### THE PROBLEM
Find every line in the data below that contains the string "Plugins", and copy each one in full. Treat the match as case-sensitive.

### MATERIAL FOR THIS EXERCISE

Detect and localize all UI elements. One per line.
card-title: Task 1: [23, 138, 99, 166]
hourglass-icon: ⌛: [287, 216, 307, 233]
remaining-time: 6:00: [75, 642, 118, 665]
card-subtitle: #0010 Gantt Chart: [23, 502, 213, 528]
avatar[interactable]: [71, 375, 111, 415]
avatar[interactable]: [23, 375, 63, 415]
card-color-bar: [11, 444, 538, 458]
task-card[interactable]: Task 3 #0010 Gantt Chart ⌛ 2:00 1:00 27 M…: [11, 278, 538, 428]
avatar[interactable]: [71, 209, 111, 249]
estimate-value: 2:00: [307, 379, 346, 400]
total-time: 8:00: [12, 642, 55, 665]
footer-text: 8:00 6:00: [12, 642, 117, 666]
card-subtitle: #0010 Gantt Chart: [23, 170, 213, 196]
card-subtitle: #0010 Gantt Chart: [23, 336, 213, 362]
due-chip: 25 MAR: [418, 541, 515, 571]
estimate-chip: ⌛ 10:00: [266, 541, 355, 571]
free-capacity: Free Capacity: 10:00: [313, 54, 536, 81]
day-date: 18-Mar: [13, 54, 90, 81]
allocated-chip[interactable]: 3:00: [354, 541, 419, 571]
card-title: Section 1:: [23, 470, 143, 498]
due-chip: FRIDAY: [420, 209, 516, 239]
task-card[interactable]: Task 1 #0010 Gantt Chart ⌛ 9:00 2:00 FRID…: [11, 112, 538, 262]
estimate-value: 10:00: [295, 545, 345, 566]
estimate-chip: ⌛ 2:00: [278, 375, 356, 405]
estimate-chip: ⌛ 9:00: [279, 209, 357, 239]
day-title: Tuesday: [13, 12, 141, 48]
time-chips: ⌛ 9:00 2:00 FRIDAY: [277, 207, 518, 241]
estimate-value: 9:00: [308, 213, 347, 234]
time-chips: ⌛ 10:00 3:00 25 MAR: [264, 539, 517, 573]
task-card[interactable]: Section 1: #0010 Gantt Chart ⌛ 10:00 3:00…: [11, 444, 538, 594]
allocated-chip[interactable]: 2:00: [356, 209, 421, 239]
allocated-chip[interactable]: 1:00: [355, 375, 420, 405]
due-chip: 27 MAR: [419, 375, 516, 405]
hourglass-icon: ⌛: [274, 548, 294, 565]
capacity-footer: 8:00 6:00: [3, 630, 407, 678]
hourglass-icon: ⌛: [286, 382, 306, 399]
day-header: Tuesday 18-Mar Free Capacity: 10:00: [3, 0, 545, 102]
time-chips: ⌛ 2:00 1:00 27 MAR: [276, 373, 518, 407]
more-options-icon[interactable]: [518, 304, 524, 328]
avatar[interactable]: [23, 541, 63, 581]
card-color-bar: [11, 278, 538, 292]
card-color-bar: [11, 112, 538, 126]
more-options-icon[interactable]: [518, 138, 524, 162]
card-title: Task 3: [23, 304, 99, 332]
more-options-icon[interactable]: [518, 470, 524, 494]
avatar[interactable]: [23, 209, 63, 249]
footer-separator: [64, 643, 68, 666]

--

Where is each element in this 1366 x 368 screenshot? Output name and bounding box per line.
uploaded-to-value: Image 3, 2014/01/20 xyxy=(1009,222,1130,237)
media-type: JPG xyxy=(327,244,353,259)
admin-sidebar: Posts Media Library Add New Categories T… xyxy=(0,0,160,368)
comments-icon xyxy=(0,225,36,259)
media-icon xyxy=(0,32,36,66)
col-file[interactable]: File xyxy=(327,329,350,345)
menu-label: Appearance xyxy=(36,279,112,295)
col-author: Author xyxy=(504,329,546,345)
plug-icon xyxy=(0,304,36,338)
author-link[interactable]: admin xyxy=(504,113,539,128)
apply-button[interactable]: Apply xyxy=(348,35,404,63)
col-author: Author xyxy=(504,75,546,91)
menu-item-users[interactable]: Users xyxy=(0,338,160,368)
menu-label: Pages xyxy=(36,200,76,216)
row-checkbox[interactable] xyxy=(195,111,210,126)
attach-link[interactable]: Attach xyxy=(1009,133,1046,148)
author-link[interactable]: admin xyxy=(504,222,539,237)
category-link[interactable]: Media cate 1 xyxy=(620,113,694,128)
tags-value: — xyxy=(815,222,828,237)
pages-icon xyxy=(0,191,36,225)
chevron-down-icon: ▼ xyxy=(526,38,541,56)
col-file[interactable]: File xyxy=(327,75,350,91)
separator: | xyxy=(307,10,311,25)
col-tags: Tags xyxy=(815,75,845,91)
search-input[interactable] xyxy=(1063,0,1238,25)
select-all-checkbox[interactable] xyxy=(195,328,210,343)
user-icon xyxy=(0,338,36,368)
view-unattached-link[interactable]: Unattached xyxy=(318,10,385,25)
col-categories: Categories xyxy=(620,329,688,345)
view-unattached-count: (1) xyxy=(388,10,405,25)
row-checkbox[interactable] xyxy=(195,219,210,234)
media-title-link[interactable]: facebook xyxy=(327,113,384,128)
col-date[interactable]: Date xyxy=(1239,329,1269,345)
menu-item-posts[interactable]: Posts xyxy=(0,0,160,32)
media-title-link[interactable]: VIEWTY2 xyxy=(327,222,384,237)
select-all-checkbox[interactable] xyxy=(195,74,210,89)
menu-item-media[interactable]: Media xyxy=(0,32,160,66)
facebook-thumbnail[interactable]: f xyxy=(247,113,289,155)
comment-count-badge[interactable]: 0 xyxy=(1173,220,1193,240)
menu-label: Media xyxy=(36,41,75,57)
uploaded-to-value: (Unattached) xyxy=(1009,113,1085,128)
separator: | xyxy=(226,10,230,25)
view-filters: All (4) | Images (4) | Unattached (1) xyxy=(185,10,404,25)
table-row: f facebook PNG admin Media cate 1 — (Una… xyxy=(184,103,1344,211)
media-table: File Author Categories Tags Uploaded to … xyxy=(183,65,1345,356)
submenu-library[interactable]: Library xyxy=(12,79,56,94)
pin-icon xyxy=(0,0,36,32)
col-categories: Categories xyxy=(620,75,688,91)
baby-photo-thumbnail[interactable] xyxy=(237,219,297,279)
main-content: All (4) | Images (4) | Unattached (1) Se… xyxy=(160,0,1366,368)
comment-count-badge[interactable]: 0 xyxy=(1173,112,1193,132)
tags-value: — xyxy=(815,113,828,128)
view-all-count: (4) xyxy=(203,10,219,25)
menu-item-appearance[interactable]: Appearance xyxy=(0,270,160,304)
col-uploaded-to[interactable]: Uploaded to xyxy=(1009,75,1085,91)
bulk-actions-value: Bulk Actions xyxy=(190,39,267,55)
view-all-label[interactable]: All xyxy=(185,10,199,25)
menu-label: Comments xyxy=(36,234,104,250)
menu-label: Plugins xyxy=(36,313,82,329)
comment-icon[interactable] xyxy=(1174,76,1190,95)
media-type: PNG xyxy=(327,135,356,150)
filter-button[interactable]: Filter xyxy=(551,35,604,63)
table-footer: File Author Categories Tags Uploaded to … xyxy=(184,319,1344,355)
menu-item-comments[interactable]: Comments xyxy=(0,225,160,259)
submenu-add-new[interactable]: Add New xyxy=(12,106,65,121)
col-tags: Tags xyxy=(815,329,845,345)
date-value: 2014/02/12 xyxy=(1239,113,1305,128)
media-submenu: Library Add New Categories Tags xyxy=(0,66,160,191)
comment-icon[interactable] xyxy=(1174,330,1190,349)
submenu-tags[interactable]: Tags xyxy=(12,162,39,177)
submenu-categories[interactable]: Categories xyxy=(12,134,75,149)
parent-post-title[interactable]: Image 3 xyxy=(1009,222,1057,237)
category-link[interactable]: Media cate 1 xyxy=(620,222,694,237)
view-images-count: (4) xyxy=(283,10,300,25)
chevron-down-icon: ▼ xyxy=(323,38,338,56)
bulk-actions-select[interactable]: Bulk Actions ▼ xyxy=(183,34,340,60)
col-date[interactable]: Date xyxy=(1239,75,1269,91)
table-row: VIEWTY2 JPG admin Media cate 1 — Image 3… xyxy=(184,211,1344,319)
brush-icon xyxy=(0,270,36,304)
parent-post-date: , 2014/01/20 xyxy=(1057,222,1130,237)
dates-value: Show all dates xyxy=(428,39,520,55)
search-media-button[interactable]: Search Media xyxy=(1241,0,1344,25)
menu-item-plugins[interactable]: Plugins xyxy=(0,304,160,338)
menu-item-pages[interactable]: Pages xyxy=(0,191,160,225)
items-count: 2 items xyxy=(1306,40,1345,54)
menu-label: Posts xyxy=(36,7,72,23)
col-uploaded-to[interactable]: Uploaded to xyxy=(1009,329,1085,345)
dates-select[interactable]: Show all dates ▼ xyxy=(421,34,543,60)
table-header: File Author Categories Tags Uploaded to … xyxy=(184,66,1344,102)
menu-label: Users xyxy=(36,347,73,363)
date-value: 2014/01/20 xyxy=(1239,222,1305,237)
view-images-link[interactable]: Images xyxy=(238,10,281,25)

==

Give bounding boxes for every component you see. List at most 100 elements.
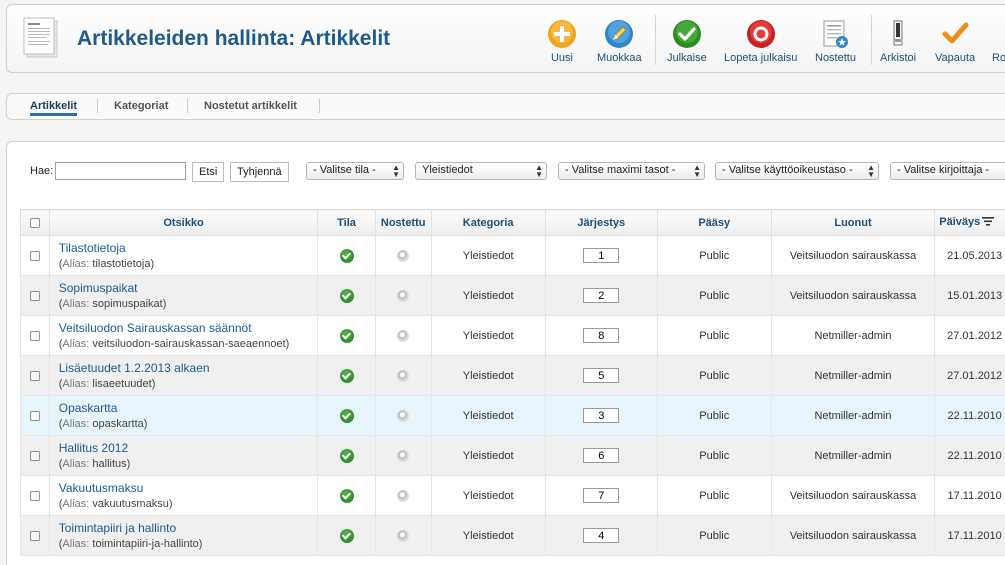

### REPLY
menu-label: Plugins xyxy=(36,313,82,329)
menu-item-plugins[interactable]: Plugins xyxy=(0,304,160,338)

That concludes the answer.